## Start Data supplied
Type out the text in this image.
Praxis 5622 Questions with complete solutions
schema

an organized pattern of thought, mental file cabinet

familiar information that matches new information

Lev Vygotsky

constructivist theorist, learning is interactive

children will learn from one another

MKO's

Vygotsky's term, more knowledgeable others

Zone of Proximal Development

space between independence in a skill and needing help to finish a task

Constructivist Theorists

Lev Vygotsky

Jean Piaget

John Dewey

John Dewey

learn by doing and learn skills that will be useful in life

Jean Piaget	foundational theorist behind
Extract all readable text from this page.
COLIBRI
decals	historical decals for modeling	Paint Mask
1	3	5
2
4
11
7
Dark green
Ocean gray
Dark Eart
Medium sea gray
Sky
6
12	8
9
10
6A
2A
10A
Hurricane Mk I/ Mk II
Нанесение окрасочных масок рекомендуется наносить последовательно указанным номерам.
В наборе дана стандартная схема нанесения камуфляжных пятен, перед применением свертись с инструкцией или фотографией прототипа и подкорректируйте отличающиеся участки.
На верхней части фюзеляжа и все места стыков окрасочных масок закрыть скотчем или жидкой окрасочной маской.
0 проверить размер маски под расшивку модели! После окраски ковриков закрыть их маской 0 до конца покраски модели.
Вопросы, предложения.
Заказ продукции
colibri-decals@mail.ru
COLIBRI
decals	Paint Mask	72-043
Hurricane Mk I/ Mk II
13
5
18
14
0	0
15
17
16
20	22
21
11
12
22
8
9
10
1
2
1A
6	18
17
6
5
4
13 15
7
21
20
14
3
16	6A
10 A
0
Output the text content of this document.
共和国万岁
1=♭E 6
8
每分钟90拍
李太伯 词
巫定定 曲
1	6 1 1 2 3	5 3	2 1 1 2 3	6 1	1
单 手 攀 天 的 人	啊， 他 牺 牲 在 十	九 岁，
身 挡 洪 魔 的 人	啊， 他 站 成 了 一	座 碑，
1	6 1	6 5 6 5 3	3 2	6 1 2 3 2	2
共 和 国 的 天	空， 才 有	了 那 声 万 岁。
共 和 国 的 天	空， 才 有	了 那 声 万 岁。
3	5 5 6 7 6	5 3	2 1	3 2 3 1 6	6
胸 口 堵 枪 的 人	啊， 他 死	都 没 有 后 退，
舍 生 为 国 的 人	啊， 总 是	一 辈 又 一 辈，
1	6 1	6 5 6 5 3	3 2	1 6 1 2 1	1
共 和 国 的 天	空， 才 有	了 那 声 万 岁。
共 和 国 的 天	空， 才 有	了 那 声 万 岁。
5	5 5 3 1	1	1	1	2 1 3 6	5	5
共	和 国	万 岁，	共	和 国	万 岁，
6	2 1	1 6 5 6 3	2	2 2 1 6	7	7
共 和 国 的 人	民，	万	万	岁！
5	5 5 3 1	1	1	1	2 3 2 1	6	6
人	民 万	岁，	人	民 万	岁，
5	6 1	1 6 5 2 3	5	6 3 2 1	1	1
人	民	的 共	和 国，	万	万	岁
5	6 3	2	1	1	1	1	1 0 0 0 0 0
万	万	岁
## End Data supplied
#### [Task directions]
Go through the records above and retype each one exactly.

#### [Task result]
Type out the text in this image.
Praxis 5622 Questions with complete solutions
schema

an organized pattern of thought, mental file cabinet

familiar information that matches new information

Lev Vygotsky

constructivist theorist, learning is interactive

children will learn from one another

MKO's

Vygotsky's term, more knowledgeable others

Zone of Proximal Development

space between independence in a skill and needing help to finish a task

Constructivist Theorists

Lev Vygotsky

Jean Piaget

John Dewey

John Dewey

learn by doing and learn skills that will be useful in life

Jean Piaget	foundational theorist behind
Extract all readable text from this page.
COLIBRI
decals	historical decals for modeling	Paint Mask
1	3	5
2
4
11
7
Dark green
Ocean gray
Dark Eart
Medium sea gray
Sky
6
12	8
9
10
6A
2A
10A
Hurricane Mk I/ Mk II
Нанесение окрасочных масок рекомендуется наносить последовательно указанным номерам.
В наборе дана стандартная схема нанесения камуфляжных пятен, перед применением свертись с инструкцией или фотографией прототипа и подкорректируйте отличающиеся участки.
На верхней части фюзеляжа и все места стыков окрасочных масок закрыть скотчем или жидкой окрасочной маской.
0 проверить размер маски под расшивку модели! После окраски ковриков закрыть их маской 0 до конца покраски модели.
Вопросы, предложения.
Заказ продукции
colibri-decals@mail.ru
COLIBRI
decals	Paint Mask	72-043
Hurricane Mk I/ Mk II
13
5
18
14
0	0
15
17
16
20	22
21
11
12
22
8
9
10
1
2
1A
6	18
17
6
5
4
13 15
7
21
20
14
3
16	6A
10 A
0
Output the text content of this document.
共和国万岁
1=♭E 6
8
每分钟90拍
李太伯 词
巫定定 曲
1	6 1 1 2 3	5 3	2 1 1 2 3	6 1	1
单 手 攀 天 的 人	啊， 他 牺 牲 在 十	九 岁，
身 挡 洪 魔 的 人	啊， 他 站 成 了 一	座 碑，
1	6 1	6 5 6 5 3	3 2	6 1 2 3 2	2
共 和 国 的 天	空， 才 有	了 那 声 万 岁。
共 和 国 的 天	空， 才 有	了 那 声 万 岁。
3	5 5 6 7 6	5 3	2 1	3 2 3 1 6	6
胸 口 堵 枪 的 人	啊， 他 死	都 没 有 后 退，
舍 生 为 国 的 人	啊， 总 是	一 辈 又 一 辈，
1	6 1	6 5 6 5 3	3 2	1 6 1 2 1	1
共 和 国 的 天	空， 才 有	了 那 声 万 岁。
共 和 国 的 天	空， 才 有	了 那 声 万 岁。
5	5 5 3 1	1	1	1	2 1 3 6	5	5
共	和 国	万 岁，	共	和 国	万 岁，
6	2 1	1 6 5 6 3	2	2 2 1 6	7	7
共 和 国 的 人	民，	万	万	岁！
5	5 5 3 1	1	1	1	2 3 2 1	6	6
人	民 万	岁，	人	民 万	岁，
5	6 1	1 6 5 2 3	5	6 3 2 1	1	1
人	民	的 共	和 国，	万	万	岁
5	6 3	2	1	1	1	1	1 0 0 0 0 0
万	万	岁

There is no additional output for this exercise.